▸ INSTRUCTIONS FOR THE TASK:
Exactly reproduce each record listed below.

(Recorded data)
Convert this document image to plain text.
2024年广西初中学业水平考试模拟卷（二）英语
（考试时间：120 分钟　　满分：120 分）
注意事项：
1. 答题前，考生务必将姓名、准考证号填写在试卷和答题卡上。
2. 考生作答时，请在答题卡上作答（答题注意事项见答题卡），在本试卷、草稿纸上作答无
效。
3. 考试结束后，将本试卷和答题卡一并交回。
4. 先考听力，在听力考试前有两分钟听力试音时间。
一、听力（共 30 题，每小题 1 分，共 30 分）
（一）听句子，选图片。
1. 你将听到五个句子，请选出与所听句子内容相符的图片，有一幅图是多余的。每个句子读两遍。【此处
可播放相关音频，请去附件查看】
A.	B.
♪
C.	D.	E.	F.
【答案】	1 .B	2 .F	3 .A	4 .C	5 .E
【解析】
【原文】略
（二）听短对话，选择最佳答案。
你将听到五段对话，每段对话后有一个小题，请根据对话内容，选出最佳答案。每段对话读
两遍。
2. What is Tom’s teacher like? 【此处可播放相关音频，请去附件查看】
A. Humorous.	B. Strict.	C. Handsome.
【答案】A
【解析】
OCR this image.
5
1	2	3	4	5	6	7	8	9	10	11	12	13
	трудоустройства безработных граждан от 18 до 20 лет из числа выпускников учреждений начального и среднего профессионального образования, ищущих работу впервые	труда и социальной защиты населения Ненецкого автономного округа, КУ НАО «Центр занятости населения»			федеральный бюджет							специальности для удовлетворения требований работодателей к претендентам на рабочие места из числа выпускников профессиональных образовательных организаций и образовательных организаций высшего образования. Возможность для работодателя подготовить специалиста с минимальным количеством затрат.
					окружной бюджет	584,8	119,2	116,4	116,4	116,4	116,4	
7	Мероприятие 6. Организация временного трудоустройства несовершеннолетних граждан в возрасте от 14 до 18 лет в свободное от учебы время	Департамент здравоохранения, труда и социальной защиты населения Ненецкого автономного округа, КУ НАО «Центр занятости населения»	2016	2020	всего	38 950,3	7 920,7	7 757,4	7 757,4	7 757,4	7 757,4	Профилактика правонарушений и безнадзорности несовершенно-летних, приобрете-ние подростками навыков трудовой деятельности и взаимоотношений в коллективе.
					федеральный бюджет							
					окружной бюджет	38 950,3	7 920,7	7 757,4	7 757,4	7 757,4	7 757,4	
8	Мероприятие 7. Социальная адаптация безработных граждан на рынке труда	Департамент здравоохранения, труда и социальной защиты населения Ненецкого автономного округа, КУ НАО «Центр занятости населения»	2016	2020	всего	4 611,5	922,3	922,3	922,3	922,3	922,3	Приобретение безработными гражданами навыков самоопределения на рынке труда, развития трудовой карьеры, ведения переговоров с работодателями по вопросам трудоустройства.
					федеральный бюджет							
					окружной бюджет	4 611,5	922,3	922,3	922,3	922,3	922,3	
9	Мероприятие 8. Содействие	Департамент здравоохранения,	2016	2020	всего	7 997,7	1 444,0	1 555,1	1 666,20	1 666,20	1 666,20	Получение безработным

▸ EXPECTED ANSWER:
Convert this document image to plain text.
2024年广西初中学业水平考试模拟卷（二）英语
（考试时间：120 分钟　　满分：120 分）
注意事项：
1. 答题前，考生务必将姓名、准考证号填写在试卷和答题卡上。
2. 考生作答时，请在答题卡上作答（答题注意事项见答题卡），在本试卷、草稿纸上作答无
效。
3. 考试结束后，将本试卷和答题卡一并交回。
4. 先考听力，在听力考试前有两分钟听力试音时间。
一、听力（共 30 题，每小题 1 分，共 30 分）
（一）听句子，选图片。
1. 你将听到五个句子，请选出与所听句子内容相符的图片，有一幅图是多余的。每个句子读两遍。【此处
可播放相关音频，请去附件查看】
A.	B.
♪
C.	D.	E.	F.
【答案】	1 .B	2 .F	3 .A	4 .C	5 .E
【解析】
【原文】略
（二）听短对话，选择最佳答案。
你将听到五段对话，每段对话后有一个小题，请根据对话内容，选出最佳答案。每段对话读
两遍。
2. What is Tom’s teacher like? 【此处可播放相关音频，请去附件查看】
A. Humorous.	B. Strict.	C. Handsome.
【答案】A
【解析】
OCR this image.
5
1	2	3	4	5	6	7	8	9	10	11	12	13
	трудоустройства безработных граждан от 18 до 20 лет из числа выпускников учреждений начального и среднего профессионального образования, ищущих работу впервые	труда и социальной защиты населения Ненецкого автономного округа, КУ НАО «Центр занятости населения»			федеральный бюджет							специальности для удовлетворения требований работодателей к претендентам на рабочие места из числа выпускников профессиональных образовательных организаций и образовательных организаций высшего образования. Возможность для работодателя подготовить специалиста с минимальным количеством затрат.
					окружной бюджет	584,8	119,2	116,4	116,4	116,4	116,4	
7	Мероприятие 6. Организация временного трудоустройства несовершеннолетних граждан в возрасте от 14 до 18 лет в свободное от учебы время	Департамент здравоохранения, труда и социальной защиты населения Ненецкого автономного округа, КУ НАО «Центр занятости населения»	2016	2020	всего	38 950,3	7 920,7	7 757,4	7 757,4	7 757,4	7 757,4	Профилактика правонарушений и безнадзорности несовершенно-летних, приобрете-ние подростками навыков трудовой деятельности и взаимоотношений в коллективе.
					федеральный бюджет							
					окружной бюджет	38 950,3	7 920,7	7 757,4	7 757,4	7 757,4	7 757,4	
8	Мероприятие 7. Социальная адаптация безработных граждан на рынке труда	Департамент здравоохранения, труда и социальной защиты населения Ненецкого автономного округа, КУ НАО «Центр занятости населения»	2016	2020	всего	4 611,5	922,3	922,3	922,3	922,3	922,3	Приобретение безработными гражданами навыков самоопределения на рынке труда, развития трудовой карьеры, ведения переговоров с работодателями по вопросам трудоустройства.
					федеральный бюджет							
					окружной бюджет	4 611,5	922,3	922,3	922,3	922,3	922,3	
9	Мероприятие 8. Содействие	Департамент здравоохранения,	2016	2020	всего	7 997,7	1 444,0	1 555,1	1 666,20	1 666,20	1 666,20	Получение безработным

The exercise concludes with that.